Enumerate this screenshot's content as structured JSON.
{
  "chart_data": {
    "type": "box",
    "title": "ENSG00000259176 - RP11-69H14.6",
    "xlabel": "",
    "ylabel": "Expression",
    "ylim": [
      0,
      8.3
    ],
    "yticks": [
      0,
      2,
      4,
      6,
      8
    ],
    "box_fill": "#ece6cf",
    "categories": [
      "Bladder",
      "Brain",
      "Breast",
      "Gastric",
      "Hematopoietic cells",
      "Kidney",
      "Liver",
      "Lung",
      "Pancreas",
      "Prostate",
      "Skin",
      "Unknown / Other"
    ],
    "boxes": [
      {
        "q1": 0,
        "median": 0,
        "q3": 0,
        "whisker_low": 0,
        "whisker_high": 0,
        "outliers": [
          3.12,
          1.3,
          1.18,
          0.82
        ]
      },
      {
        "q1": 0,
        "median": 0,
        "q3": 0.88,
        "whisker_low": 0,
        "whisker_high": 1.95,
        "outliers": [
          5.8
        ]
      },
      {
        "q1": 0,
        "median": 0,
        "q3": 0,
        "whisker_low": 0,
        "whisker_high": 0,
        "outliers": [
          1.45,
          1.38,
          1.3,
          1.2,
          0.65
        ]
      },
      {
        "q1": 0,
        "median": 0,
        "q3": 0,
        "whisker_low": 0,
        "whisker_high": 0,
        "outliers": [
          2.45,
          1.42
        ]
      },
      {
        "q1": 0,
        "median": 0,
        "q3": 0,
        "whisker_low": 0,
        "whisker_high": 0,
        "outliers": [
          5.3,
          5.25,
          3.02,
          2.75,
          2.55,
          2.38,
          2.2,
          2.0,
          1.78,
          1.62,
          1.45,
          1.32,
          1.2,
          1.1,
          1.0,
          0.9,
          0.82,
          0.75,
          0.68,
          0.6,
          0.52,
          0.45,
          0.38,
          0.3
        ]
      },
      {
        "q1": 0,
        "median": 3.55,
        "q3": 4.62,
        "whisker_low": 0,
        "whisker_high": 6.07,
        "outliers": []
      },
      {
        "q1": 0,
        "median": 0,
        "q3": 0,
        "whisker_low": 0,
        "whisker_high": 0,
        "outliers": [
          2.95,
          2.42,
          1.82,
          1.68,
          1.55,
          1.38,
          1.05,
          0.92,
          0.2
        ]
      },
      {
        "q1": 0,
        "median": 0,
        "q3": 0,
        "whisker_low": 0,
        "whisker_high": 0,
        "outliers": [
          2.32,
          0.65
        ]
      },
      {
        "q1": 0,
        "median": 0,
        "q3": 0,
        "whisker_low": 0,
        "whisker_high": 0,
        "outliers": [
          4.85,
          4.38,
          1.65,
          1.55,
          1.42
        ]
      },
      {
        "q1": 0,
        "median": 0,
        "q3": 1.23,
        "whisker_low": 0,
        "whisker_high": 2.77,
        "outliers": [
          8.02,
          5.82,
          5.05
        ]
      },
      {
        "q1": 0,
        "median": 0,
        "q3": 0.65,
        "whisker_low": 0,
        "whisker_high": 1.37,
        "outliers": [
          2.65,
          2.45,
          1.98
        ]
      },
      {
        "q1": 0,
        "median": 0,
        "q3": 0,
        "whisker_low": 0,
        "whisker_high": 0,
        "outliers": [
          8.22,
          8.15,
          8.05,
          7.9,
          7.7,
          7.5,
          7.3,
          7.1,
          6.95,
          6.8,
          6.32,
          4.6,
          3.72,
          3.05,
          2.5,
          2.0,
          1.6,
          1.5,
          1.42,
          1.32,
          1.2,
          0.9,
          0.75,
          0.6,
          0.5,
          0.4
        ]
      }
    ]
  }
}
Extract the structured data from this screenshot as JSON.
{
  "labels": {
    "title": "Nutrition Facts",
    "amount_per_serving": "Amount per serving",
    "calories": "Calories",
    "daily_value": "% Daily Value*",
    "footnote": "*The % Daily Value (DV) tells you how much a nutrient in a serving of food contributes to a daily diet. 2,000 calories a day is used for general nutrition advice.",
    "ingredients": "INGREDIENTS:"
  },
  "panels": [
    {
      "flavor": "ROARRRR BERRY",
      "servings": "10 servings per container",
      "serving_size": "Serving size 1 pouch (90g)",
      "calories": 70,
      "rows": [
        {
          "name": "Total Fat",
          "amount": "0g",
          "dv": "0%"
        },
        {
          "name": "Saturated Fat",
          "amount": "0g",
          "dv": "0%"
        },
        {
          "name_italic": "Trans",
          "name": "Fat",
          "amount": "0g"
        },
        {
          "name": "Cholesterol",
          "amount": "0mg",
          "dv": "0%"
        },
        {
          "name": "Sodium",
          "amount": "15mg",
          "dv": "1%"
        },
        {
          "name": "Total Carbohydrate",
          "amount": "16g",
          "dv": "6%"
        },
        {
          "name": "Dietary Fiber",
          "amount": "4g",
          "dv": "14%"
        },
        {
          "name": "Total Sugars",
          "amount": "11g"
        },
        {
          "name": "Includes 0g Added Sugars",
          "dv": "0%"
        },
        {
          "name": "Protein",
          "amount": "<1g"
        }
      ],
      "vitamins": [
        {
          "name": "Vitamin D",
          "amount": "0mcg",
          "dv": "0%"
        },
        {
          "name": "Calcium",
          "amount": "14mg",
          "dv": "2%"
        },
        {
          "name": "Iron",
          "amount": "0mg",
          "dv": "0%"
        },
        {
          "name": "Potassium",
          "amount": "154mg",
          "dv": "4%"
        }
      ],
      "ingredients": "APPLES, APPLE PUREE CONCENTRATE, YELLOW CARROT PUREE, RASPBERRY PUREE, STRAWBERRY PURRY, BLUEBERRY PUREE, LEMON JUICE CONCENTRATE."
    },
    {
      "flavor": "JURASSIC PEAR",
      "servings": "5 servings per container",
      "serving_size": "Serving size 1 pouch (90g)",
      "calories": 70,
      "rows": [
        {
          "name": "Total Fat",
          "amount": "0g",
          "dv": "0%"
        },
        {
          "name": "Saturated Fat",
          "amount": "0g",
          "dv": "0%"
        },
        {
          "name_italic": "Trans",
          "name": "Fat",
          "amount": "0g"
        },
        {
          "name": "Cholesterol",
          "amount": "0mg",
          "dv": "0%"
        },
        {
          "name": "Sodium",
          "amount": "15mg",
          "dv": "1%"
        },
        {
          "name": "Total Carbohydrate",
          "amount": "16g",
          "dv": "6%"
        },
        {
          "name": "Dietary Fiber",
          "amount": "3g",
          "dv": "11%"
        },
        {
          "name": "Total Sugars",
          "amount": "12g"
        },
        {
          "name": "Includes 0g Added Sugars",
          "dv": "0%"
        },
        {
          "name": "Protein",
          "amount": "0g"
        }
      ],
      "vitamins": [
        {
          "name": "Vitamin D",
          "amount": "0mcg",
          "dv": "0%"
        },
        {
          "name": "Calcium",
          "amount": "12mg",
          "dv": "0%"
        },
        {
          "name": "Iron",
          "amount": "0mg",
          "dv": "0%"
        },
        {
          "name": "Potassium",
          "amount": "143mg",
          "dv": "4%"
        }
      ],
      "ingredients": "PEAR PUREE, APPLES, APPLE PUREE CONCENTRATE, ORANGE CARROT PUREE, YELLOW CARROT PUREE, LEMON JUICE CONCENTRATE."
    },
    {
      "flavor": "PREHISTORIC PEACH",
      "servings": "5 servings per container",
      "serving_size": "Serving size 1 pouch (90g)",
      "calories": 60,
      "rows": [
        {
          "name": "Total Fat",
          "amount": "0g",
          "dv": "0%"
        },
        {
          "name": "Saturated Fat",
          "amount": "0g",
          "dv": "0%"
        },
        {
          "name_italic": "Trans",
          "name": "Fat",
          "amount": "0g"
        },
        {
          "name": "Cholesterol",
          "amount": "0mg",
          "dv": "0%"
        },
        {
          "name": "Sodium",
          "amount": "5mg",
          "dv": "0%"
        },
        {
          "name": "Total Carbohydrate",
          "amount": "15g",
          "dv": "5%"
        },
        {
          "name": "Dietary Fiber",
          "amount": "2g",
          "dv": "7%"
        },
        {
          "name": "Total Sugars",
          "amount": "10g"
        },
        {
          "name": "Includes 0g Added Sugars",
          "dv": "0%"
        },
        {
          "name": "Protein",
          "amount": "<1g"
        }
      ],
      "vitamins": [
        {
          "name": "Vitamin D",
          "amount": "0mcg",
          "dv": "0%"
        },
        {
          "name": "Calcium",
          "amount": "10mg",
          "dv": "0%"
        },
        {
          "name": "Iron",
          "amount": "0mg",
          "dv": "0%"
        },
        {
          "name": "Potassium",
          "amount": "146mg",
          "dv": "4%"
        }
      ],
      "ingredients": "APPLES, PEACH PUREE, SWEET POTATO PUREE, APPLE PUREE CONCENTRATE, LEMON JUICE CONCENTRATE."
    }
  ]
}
::::::::
### What to produce
Could you return every line from the entries above in which the string "LEMON" occurs?

### Solution to this exercise
      "ingredients": "APPLES, APPLE PUREE CONCENTRATE, YELLOW CARROT PUREE, RASPBERRY PUREE, STRAWBERRY PURRY, BLUEBERRY PUREE, LEMON JUICE CONCENTRATE."
      "ingredients": "PEAR PUREE, APPLES, APPLE PUREE CONCENTRATE, ORANGE CARROT PUREE, YELLOW CARROT PUREE, LEMON JUICE CONCENTRATE."
      "ingredients": "APPLES, PEACH PUREE, SWEET POTATO PUREE, APPLE PUREE CONCENTRATE, LEMON JUICE CONCENTRATE."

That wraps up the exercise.